What to work on.
What follows is a listing. Return every line of it exactly.

### Data to use

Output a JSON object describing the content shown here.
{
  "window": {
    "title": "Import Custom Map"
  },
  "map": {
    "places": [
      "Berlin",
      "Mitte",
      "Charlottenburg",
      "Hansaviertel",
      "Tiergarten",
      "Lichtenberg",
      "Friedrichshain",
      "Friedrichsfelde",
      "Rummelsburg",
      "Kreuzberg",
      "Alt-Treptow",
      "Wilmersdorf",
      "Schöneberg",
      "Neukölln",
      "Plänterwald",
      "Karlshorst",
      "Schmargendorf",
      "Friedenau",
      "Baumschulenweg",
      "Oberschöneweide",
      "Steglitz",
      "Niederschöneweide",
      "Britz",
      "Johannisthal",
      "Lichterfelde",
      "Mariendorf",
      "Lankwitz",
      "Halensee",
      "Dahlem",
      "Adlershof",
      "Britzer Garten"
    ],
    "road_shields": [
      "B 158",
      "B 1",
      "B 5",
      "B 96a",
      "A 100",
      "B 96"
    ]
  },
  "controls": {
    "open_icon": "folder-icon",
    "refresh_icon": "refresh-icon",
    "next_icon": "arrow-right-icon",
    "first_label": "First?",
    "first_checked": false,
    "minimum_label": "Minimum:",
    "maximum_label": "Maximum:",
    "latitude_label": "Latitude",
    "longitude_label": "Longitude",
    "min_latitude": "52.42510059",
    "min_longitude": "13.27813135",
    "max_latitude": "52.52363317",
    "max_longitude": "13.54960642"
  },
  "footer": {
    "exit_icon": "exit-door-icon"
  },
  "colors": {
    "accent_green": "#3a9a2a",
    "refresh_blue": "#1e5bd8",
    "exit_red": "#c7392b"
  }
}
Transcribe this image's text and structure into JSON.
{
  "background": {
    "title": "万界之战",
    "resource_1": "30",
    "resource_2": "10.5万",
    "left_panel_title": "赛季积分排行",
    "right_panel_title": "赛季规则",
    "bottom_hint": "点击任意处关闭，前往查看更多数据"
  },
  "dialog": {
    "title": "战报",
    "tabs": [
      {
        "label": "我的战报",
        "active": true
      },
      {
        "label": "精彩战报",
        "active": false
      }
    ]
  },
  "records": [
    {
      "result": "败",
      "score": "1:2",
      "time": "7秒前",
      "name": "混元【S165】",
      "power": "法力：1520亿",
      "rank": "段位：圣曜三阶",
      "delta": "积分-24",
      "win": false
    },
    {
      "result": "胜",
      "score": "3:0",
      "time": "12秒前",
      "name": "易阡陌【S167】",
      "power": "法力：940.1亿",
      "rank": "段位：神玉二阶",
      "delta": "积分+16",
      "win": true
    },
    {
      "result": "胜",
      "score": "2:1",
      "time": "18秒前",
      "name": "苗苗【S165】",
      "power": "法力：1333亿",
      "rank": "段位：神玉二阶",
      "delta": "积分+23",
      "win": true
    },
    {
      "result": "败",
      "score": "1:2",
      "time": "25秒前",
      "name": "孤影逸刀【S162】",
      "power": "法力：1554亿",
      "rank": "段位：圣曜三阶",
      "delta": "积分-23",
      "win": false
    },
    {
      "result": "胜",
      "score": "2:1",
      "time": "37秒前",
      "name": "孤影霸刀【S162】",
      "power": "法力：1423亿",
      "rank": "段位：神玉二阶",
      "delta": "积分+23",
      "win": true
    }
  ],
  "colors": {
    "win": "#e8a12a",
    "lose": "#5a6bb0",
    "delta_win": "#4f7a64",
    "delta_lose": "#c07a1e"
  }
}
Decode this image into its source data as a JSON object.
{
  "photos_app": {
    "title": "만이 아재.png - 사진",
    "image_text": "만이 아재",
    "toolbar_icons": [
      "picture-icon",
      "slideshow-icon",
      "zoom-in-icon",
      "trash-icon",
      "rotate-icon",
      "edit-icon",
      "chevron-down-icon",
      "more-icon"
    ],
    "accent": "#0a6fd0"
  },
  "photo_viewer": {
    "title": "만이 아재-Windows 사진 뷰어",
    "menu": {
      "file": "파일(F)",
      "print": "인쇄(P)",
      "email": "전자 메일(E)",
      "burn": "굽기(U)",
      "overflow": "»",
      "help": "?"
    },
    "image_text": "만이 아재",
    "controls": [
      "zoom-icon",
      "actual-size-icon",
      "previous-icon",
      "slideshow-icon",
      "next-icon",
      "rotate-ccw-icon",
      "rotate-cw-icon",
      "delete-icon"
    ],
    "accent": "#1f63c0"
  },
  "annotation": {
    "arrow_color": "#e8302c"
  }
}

######

Task answer.
Output a JSON object describing the content shown here.
{
  "window": {
    "title": "Import Custom Map"
  },
  "map": {
    "places": [
      "Berlin",
      "Mitte",
      "Charlottenburg",
      "Hansaviertel",
      "Tiergarten",
      "Lichtenberg",
      "Friedrichshain",
      "Friedrichsfelde",
      "Rummelsburg",
      "Kreuzberg",
      "Alt-Treptow",
      "Wilmersdorf",
      "Schöneberg",
      "Neukölln",
      "Plänterwald",
      "Karlshorst",
      "Schmargendorf",
      "Friedenau",
      "Baumschulenweg",
      "Oberschöneweide",
      "Steglitz",
      "Niederschöneweide",
      "Britz",
      "Johannisthal",
      "Lichterfelde",
      "Mariendorf",
      "Lankwitz",
      "Halensee",
      "Dahlem",
      "Adlershof",
      "Britzer Garten"
    ],
    "road_shields": [
      "B 158",
      "B 1",
      "B 5",
      "B 96a",
      "A 100",
      "B 96"
    ]
  },
  "controls": {
    "open_icon": "folder-icon",
    "refresh_icon": "refresh-icon",
    "next_icon": "arrow-right-icon",
    "first_label": "First?",
    "first_checked": false,
    "minimum_label": "Minimum:",
    "maximum_label": "Maximum:",
    "latitude_label": "Latitude",
    "longitude_label": "Longitude",
    "min_latitude": "52.42510059",
    "min_longitude": "13.27813135",
    "max_latitude": "52.52363317",
    "max_longitude": "13.54960642"
  },
  "footer": {
    "exit_icon": "exit-door-icon"
  },
  "colors": {
    "accent_green": "#3a9a2a",
    "refresh_blue": "#1e5bd8",
    "exit_red": "#c7392b"
  }
}
Transcribe this image's text and structure into JSON.
{
  "background": {
    "title": "万界之战",
    "resource_1": "30",
    "resource_2": "10.5万",
    "left_panel_title": "赛季积分排行",
    "right_panel_title": "赛季规则",
    "bottom_hint": "点击任意处关闭，前往查看更多数据"
  },
  "dialog": {
    "title": "战报",
    "tabs": [
      {
        "label": "我的战报",
        "active": true
      },
      {
        "label": "精彩战报",
        "active": false
      }
    ]
  },
  "records": [
    {
      "result": "败",
      "score": "1:2",
      "time": "7秒前",
      "name": "混元【S165】",
      "power": "法力：1520亿",
      "rank": "段位：圣曜三阶",
      "delta": "积分-24",
      "win": false
    },
    {
      "result": "胜",
      "score": "3:0",
      "time": "12秒前",
      "name": "易阡陌【S167】",
      "power": "法力：940.1亿",
      "rank": "段位：神玉二阶",
      "delta": "积分+16",
      "win": true
    },
    {
      "result": "胜",
      "score": "2:1",
      "time": "18秒前",
      "name": "苗苗【S165】",
      "power": "法力：1333亿",
      "rank": "段位：神玉二阶",
      "delta": "积分+23",
      "win": true
    },
    {
      "result": "败",
      "score": "1:2",
      "time": "25秒前",
      "name": "孤影逸刀【S162】",
      "power": "法力：1554亿",
      "rank": "段位：圣曜三阶",
      "delta": "积分-23",
      "win": false
    },
    {
      "result": "胜",
      "score": "2:1",
      "time": "37秒前",
      "name": "孤影霸刀【S162】",
      "power": "法力：1423亿",
      "rank": "段位：神玉二阶",
      "delta": "积分+23",
      "win": true
    }
  ],
  "colors": {
    "win": "#e8a12a",
    "lose": "#5a6bb0",
    "delta_win": "#4f7a64",
    "delta_lose": "#c07a1e"
  }
}
Decode this image into its source data as a JSON object.
{
  "photos_app": {
    "title": "만이 아재.png - 사진",
    "image_text": "만이 아재",
    "toolbar_icons": [
      "picture-icon",
      "slideshow-icon",
      "zoom-in-icon",
      "trash-icon",
      "rotate-icon",
      "edit-icon",
      "chevron-down-icon",
      "more-icon"
    ],
    "accent": "#0a6fd0"
  },
  "photo_viewer": {
    "title": "만이 아재-Windows 사진 뷰어",
    "menu": {
      "file": "파일(F)",
      "print": "인쇄(P)",
      "email": "전자 메일(E)",
      "burn": "굽기(U)",
      "overflow": "»",
      "help": "?"
    },
    "image_text": "만이 아재",
    "controls": [
      "zoom-icon",
      "actual-size-icon",
      "previous-icon",
      "slideshow-icon",
      "next-icon",
      "rotate-ccw-icon",
      "rotate-cw-icon",
      "delete-icon"
    ],
    "accent": "#1f63c0"
  },
  "annotation": {
    "arrow_color": "#e8302c"
  }
}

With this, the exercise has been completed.